> _Written request_
Please write the listing below out again exactly, leaving every picture behind.

── Given data ──

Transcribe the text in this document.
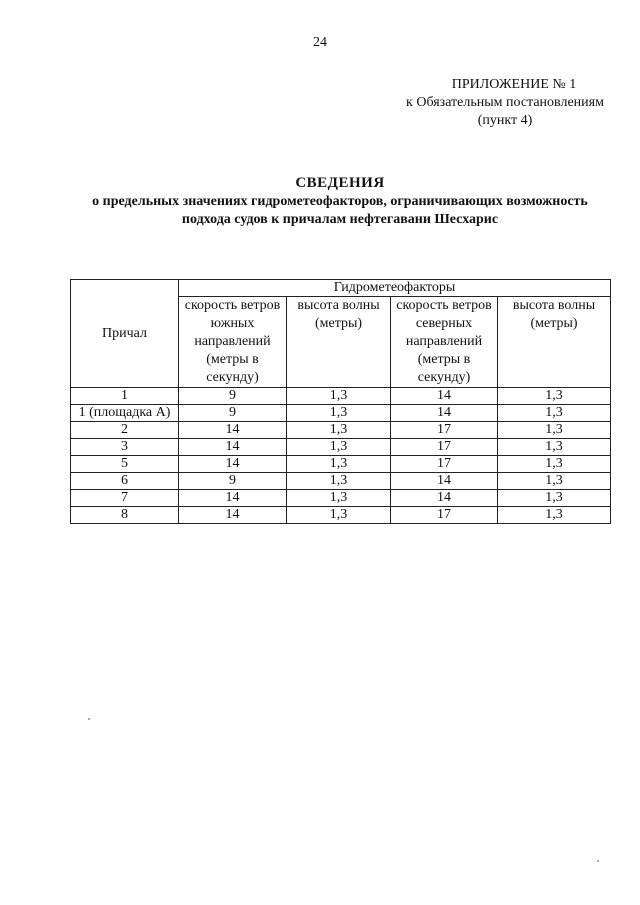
24
ПРИЛОЖЕНИЕ № 1
к Обязательным постановлениям
(пункт 4)
СВЕДЕНИЯ
о предельных значениях гидрометеофакторов, ограничивающих возможность
подхода судов к причалам нефтегавани Шесхарис
Причал	Гидрометеофакторы			
	скорость ветров южных направлений (метры в секунду)	высота волны (метры)	скорость ветров северных направлений (метры в секунду)	высота волны (метры)
1	9	1,3	14	1,3
1 (площадка А)	9	1,3	14	1,3
2	14	1,3	17	1,3
3	14	1,3	17	1,3
5	14	1,3	17	1,3
6	9	1,3	14	1,3
7	14	1,3	14	1,3
8	14	1,3	17	1,3
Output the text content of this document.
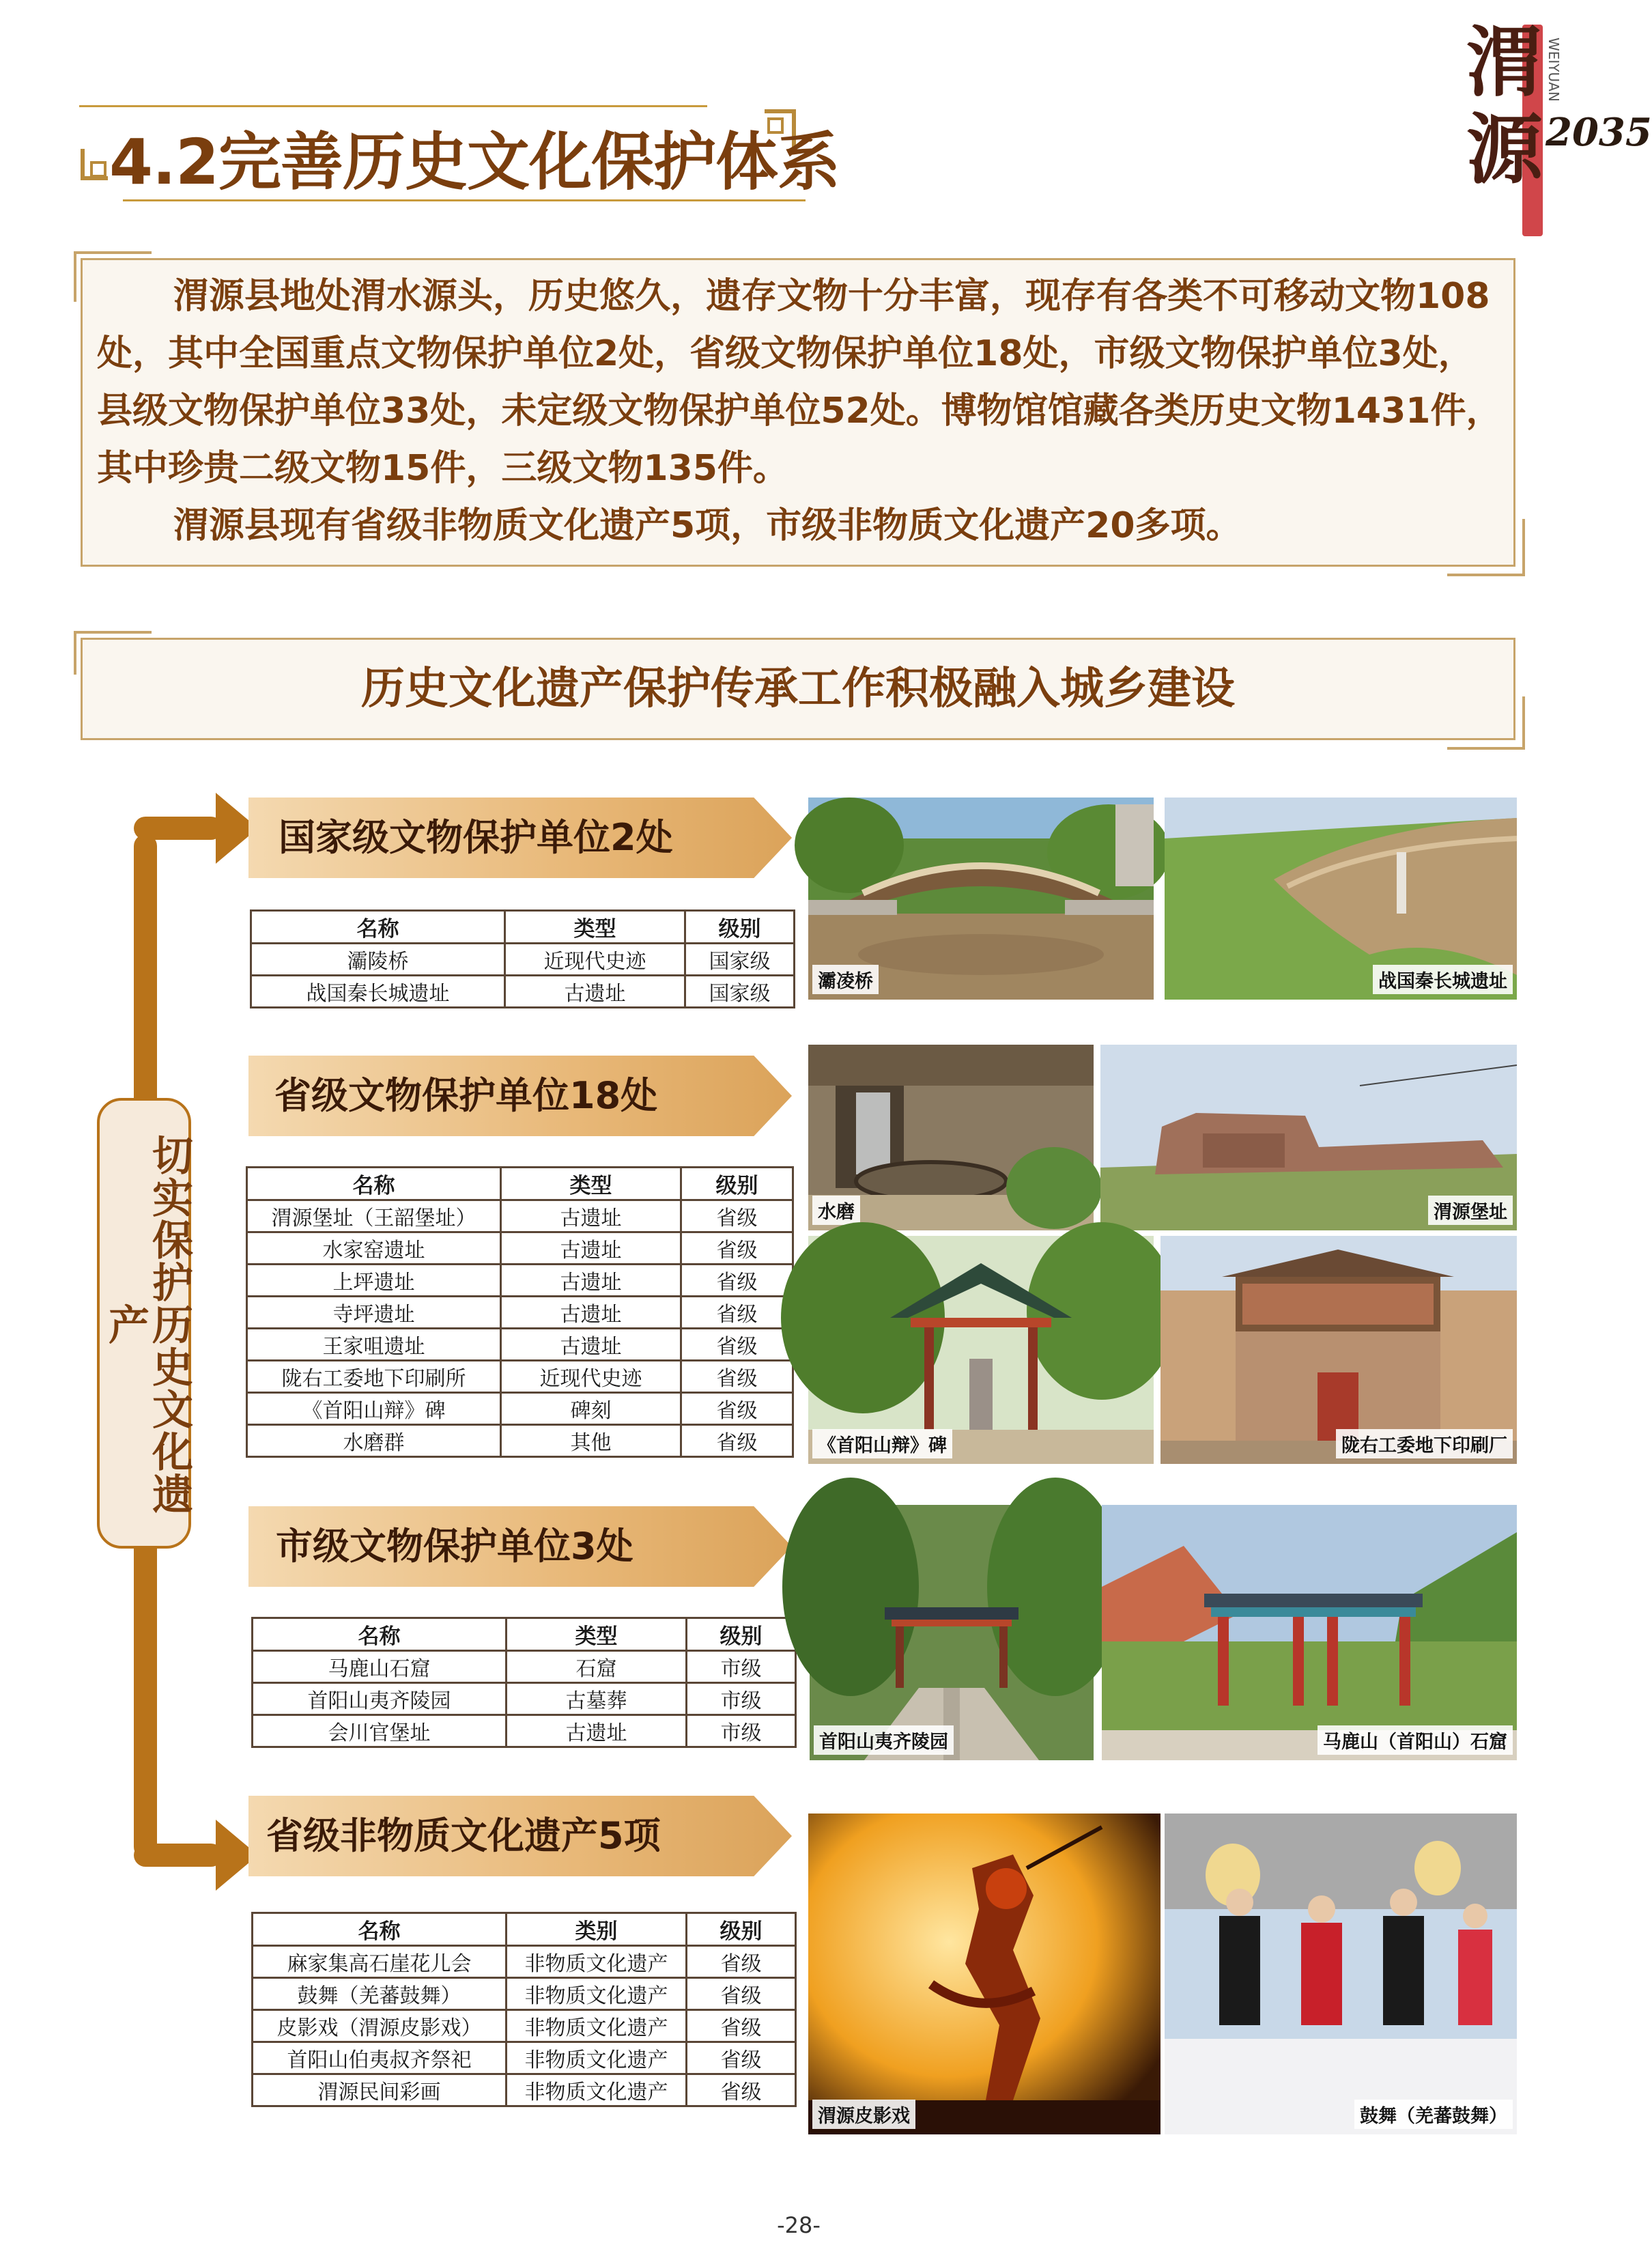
4.2完善历史文化保护体系
渭源
WEIYUAN
2035

渭源县地处渭水源头，历史悠久，遗存文物十分丰富，现存有各类不可移动文物108处，其中全国重点文物保护单位2处，省级文物保护单位18处，市级文物保护单位3处，县级文物保护单位33处，未定级文物保护单位52处。博物馆馆藏各类历史文物1431件，其中珍贵二级文物15件，三级文物135件。

渭源县现有省级非物质文化遗产5项，市级非物质文化遗产20多项。

历史文化遗产保护传承工作积极融入城乡建设
切实保护历史文化遗产
国家级文物保护单位2处
名称	类型	级别
灞陵桥	近现代史迹	国家级
战国秦长城遗址	古遗址	国家级
灞凌桥	战国秦长城遗址
省级文物保护单位18处
名称	类型	级别
渭源堡址（王韶堡址）	古遗址	省级
水家窑遗址	古遗址	省级
上坪遗址	古遗址	省级
寺坪遗址	古遗址	省级
王家咀遗址	古遗址	省级
陇右工委地下印刷所	近现代史迹	省级
《首阳山辩》碑	碑刻	省级
水磨群	其他	省级
水磨	渭源堡址
《首阳山辩》碑	陇右工委地下印刷厂
市级文物保护单位3处
名称	类型	级别
马鹿山石窟	石窟	市级
首阳山夷齐陵园	古墓葬	市级
会川官堡址	古遗址	市级	首阳山夷齐陵园	马鹿山（首阳山）石窟
省级非物质文化遗产5项
名称	类别	级别
麻家集高石崖花儿会	非物质文化遗产	省级
鼓舞（羌蕃鼓舞）	非物质文化遗产	省级
皮影戏（渭源皮影戏）	非物质文化遗产	省级
首阳山伯夷叔齐祭祀	非物质文化遗产	省级
渭源民间彩画	非物质文化遗产	省级
渭源皮影戏	鼓舞（羌蕃鼓舞）
-28-
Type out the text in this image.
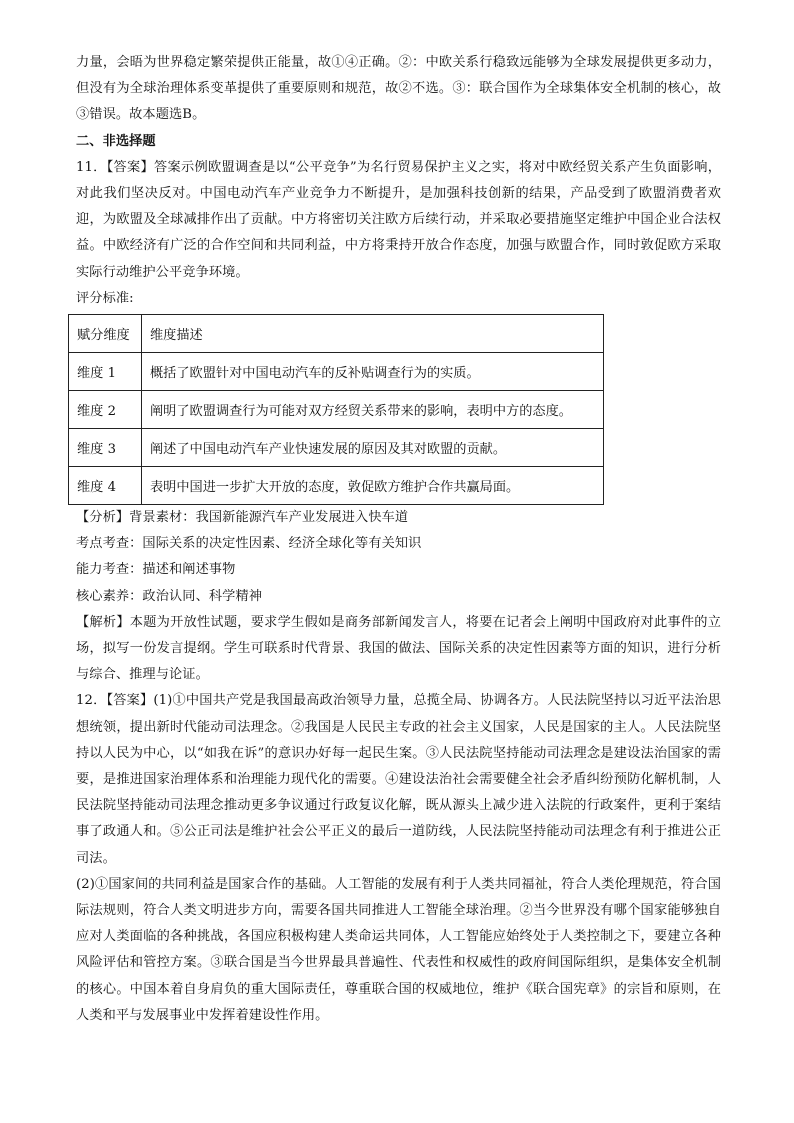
力量，会晤为世界稳定繁荣提供正能量，故①④正确。②：中欧关系行稳致远能够为全球发展提供更多动力，但没有为全球治理体系变革提供了重要原则和规范，故②不选。③：联合国作为全球集体安全机制的核心，故③错误。故本题选B。

二、非选择题

11．【答案】答案示例欧盟调查是以“公平竞争”为名行贸易保护主义之实，将对中欧经贸关系产生负面影响，对此我们坚决反对。中国电动汽车产业竞争力不断提升，是加强科技创新的结果，产品受到了欧盟消费者欢迎，为欧盟及全球减排作出了贡献。中方将密切关注欧方后续行动，并采取必要措施坚定维护中国企业合法权益。中欧经济有广泛的合作空间和共同利益，中方将秉持开放合作态度，加强与欧盟合作，同时敦促欧方采取实际行动维护公平竞争环境。

评分标准:

赋分维度	维度描述
维度 1	概括了欧盟针对中国电动汽车的反补贴调查行为的实质。
维度 2	阐明了欧盟调查行为可能对双方经贸关系带来的影响，表明中方的态度。
维度 3	阐述了中国电动汽车产业快速发展的原因及其对欧盟的贡献。
维度 4	表明中国进一步扩大开放的态度，敦促欧方维护合作共赢局面。

【分析】背景素材：我国新能源汽车产业发展进入快车道

考点考查：国际关系的决定性因素、经济全球化等有关知识

能力考查：描述和阐述事物

核心素养：政治认同、科学精神

【解析】本题为开放性试题，要求学生假如是商务部新闻发言人，将要在记者会上阐明中国政府对此事件的立场，拟写一份发言提纲。学生可联系时代背景、我国的做法、国际关系的决定性因素等方面的知识，进行分析与综合、推理与论证。

12．【答案】(1)①中国共产党是我国最高政治领导力量，总揽全局、协调各方。人民法院坚持以习近平法治思想统领，提出新时代能动司法理念。②我国是人民民主专政的社会主义国家，人民是国家的主人。人民法院坚持以人民为中心，以“如我在诉”的意识办好每一起民生案。③人民法院坚持能动司法理念是建设法治国家的需要，是推进国家治理体系和治理能力现代化的需要。④建设法治社会需要健全社会矛盾纠纷预防化解机制，人民法院坚持能动司法理念推动更多争议通过行政复议化解，既从源头上减少进入法院的行政案件，更利于案结事了政通人和。⑤公正司法是维护社会公平正义的最后一道防线，人民法院坚持能动司法理念有利于推进公正司法。

(2)①国家间的共同利益是国家合作的基础。人工智能的发展有利于人类共同福祉，符合人类伦理规范，符合国际法规则，符合人类文明进步方向，需要各国共同推进人工智能全球治理。②当今世界没有哪个国家能够独自应对人类面临的各种挑战，各国应积极构建人类命运共同体，人工智能应始终处于人类控制之下，要建立各种风险评估和管控方案。③联合国是当今世界最具普遍性、代表性和权威性的政府间国际组织，是集体安全机制的核心。中国本着自身肩负的重大国际责任，尊重联合国的权威地位，维护《联合国宪章》的宗旨和原则，在人类和平与发展事业中发挥着建设性作用。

───

> _Response for this exercise_
Transcribe the text in this document.
24
ПРИЛОЖЕНИЕ № 1
к Обязательным постановлениям
(пункт 4)
СВЕДЕНИЯ
о предельных значениях гидрометеофакторов, ограничивающих возможность
подхода судов к причалам нефтегавани Шесхарис
Причал	Гидрометеофакторы			
	скорость ветров южных направлений (метры в секунду)	высота волны (метры)	скорость ветров северных направлений (метры в секунду)	высота волны (метры)
1	9	1,3	14	1,3
1 (площадка А)	9	1,3	14	1,3
2	14	1,3	17	1,3
3	14	1,3	17	1,3
5	14	1,3	17	1,3
6	9	1,3	14	1,3
7	14	1,3	14	1,3
8	14	1,3	17	1,3
Output the text content of this document.
4.2完善历史文化保护体系
渭源
WEIYUAN
2035

渭源县地处渭水源头，历史悠久，遗存文物十分丰富，现存有各类不可移动文物108处，其中全国重点文物保护单位2处，省级文物保护单位18处，市级文物保护单位3处，县级文物保护单位33处，未定级文物保护单位52处。博物馆馆藏各类历史文物1431件，其中珍贵二级文物15件，三级文物135件。

渭源县现有省级非物质文化遗产5项，市级非物质文化遗产20多项。

历史文化遗产保护传承工作积极融入城乡建设
切实保护历史文化遗产
国家级文物保护单位2处
名称	类型	级别
灞陵桥	近现代史迹	国家级
战国秦长城遗址	古遗址	国家级
灞凌桥	战国秦长城遗址
省级文物保护单位18处
名称	类型	级别
渭源堡址（王韶堡址）	古遗址	省级
水家窑遗址	古遗址	省级
上坪遗址	古遗址	省级
寺坪遗址	古遗址	省级
王家咀遗址	古遗址	省级
陇右工委地下印刷所	近现代史迹	省级
《首阳山辩》碑	碑刻	省级
水磨群	其他	省级
水磨	渭源堡址
《首阳山辩》碑	陇右工委地下印刷厂
市级文物保护单位3处
名称	类型	级别
马鹿山石窟	石窟	市级
首阳山夷齐陵园	古墓葬	市级
会川官堡址	古遗址	市级	首阳山夷齐陵园	马鹿山（首阳山）石窟
省级非物质文化遗产5项
名称	类别	级别
麻家集高石崖花儿会	非物质文化遗产	省级
鼓舞（羌蕃鼓舞）	非物质文化遗产	省级
皮影戏（渭源皮影戏）	非物质文化遗产	省级
首阳山伯夷叔齐祭祀	非物质文化遗产	省级
渭源民间彩画	非物质文化遗产	省级
渭源皮影戏	鼓舞（羌蕃鼓舞）
-28-
Type out the text in this image.
力量，会晤为世界稳定繁荣提供正能量，故①④正确。②：中欧关系行稳致远能够为全球发展提供更多动力，但没有为全球治理体系变革提供了重要原则和规范，故②不选。③：联合国作为全球集体安全机制的核心，故③错误。故本题选B。

二、非选择题

11．【答案】答案示例欧盟调查是以“公平竞争”为名行贸易保护主义之实，将对中欧经贸关系产生负面影响，对此我们坚决反对。中国电动汽车产业竞争力不断提升，是加强科技创新的结果，产品受到了欧盟消费者欢迎，为欧盟及全球减排作出了贡献。中方将密切关注欧方后续行动，并采取必要措施坚定维护中国企业合法权益。中欧经济有广泛的合作空间和共同利益，中方将秉持开放合作态度，加强与欧盟合作，同时敦促欧方采取实际行动维护公平竞争环境。

评分标准:

赋分维度	维度描述
维度 1	概括了欧盟针对中国电动汽车的反补贴调查行为的实质。
维度 2	阐明了欧盟调查行为可能对双方经贸关系带来的影响，表明中方的态度。
维度 3	阐述了中国电动汽车产业快速发展的原因及其对欧盟的贡献。
维度 4	表明中国进一步扩大开放的态度，敦促欧方维护合作共赢局面。

【分析】背景素材：我国新能源汽车产业发展进入快车道

考点考查：国际关系的决定性因素、经济全球化等有关知识

能力考查：描述和阐述事物

核心素养：政治认同、科学精神

【解析】本题为开放性试题，要求学生假如是商务部新闻发言人，将要在记者会上阐明中国政府对此事件的立场，拟写一份发言提纲。学生可联系时代背景、我国的做法、国际关系的决定性因素等方面的知识，进行分析与综合、推理与论证。

12．【答案】(1)①中国共产党是我国最高政治领导力量，总揽全局、协调各方。人民法院坚持以习近平法治思想统领，提出新时代能动司法理念。②我国是人民民主专政的社会主义国家，人民是国家的主人。人民法院坚持以人民为中心，以“如我在诉”的意识办好每一起民生案。③人民法院坚持能动司法理念是建设法治国家的需要，是推进国家治理体系和治理能力现代化的需要。④建设法治社会需要健全社会矛盾纠纷预防化解机制，人民法院坚持能动司法理念推动更多争议通过行政复议化解，既从源头上减少进入法院的行政案件，更利于案结事了政通人和。⑤公正司法是维护社会公平正义的最后一道防线，人民法院坚持能动司法理念有利于推进公正司法。

(2)①国家间的共同利益是国家合作的基础。人工智能的发展有利于人类共同福祉，符合人类伦理规范，符合国际法规则，符合人类文明进步方向，需要各国共同推进人工智能全球治理。②当今世界没有哪个国家能够独自应对人类面临的各种挑战，各国应积极构建人类命运共同体，人工智能应始终处于人类控制之下，要建立各种风险评估和管控方案。③联合国是当今世界最具普遍性、代表性和权威性的政府间国际组织，是集体安全机制的核心。中国本着自身肩负的重大国际责任，尊重联合国的权威地位，维护《联合国宪章》的宗旨和原则，在人类和平与发展事业中发挥着建设性作用。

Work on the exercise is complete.